### EXERCISE AIM
Begin with the line where "OCR this image." appears. Set down that line and the rest of the records below it exactly as given.

*** EXTRACTED ENTRIES ***

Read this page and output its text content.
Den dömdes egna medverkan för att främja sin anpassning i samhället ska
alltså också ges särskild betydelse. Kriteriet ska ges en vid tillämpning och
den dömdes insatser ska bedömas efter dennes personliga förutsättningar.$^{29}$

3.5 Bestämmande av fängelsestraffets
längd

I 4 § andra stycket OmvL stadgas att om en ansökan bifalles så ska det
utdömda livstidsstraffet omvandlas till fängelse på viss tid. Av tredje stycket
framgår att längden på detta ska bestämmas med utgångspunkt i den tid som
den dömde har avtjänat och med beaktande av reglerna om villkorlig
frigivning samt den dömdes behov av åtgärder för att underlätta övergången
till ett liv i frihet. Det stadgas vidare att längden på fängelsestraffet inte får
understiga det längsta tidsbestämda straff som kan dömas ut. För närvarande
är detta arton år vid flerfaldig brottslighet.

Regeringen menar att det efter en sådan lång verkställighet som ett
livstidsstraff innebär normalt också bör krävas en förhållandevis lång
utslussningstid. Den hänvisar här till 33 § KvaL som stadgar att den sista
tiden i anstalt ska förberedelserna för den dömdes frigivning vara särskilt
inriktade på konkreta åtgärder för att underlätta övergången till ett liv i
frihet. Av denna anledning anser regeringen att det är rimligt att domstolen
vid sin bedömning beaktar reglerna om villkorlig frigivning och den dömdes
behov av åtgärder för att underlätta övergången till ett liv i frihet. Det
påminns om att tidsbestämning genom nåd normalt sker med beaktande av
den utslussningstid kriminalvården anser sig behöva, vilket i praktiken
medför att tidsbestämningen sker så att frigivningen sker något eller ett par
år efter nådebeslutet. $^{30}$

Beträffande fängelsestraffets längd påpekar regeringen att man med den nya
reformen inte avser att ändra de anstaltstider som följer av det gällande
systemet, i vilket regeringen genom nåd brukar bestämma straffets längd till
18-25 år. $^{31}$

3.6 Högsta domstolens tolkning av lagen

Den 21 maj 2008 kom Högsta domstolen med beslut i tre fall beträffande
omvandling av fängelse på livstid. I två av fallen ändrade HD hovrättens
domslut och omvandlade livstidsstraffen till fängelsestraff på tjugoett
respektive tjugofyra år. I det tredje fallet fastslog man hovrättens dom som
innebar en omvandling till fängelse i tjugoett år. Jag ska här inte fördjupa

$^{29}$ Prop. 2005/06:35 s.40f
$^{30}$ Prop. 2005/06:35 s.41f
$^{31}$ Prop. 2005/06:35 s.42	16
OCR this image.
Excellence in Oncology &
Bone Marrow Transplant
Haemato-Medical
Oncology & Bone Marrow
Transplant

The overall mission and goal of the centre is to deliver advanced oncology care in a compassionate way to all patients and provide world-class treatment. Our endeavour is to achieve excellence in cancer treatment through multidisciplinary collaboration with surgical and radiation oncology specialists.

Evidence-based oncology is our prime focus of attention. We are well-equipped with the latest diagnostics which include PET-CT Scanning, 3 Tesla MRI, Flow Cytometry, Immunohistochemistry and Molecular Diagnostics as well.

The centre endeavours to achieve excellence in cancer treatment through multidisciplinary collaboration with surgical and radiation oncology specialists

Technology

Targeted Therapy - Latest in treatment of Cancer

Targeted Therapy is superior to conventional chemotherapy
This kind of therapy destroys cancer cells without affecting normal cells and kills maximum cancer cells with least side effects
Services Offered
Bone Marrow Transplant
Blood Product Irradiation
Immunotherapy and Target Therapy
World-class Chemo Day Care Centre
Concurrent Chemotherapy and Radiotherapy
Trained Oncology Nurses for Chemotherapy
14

***

### RESPONSE AREA
OCR this image.
Excellence in Oncology &
Bone Marrow Transplant
Haemato-Medical
Oncology & Bone Marrow
Transplant

The overall mission and goal of the centre is to deliver advanced oncology care in a compassionate way to all patients and provide world-class treatment. Our endeavour is to achieve excellence in cancer treatment through multidisciplinary collaboration with surgical and radiation oncology specialists.

Evidence-based oncology is our prime focus of attention. We are well-equipped with the latest diagnostics which include PET-CT Scanning, 3 Tesla MRI, Flow Cytometry, Immunohistochemistry and Molecular Diagnostics as well.

The centre endeavours to achieve excellence in cancer treatment through multidisciplinary collaboration with surgical and radiation oncology specialists

Technology

Targeted Therapy - Latest in treatment of Cancer

Targeted Therapy is superior to conventional chemotherapy
This kind of therapy destroys cancer cells without affecting normal cells and kills maximum cancer cells with least side effects
Services Offered
Bone Marrow Transplant
Blood Product Irradiation
Immunotherapy and Target Therapy
World-class Chemo Day Care Centre
Concurrent Chemotherapy and Radiotherapy
Trained Oncology Nurses for Chemotherapy
14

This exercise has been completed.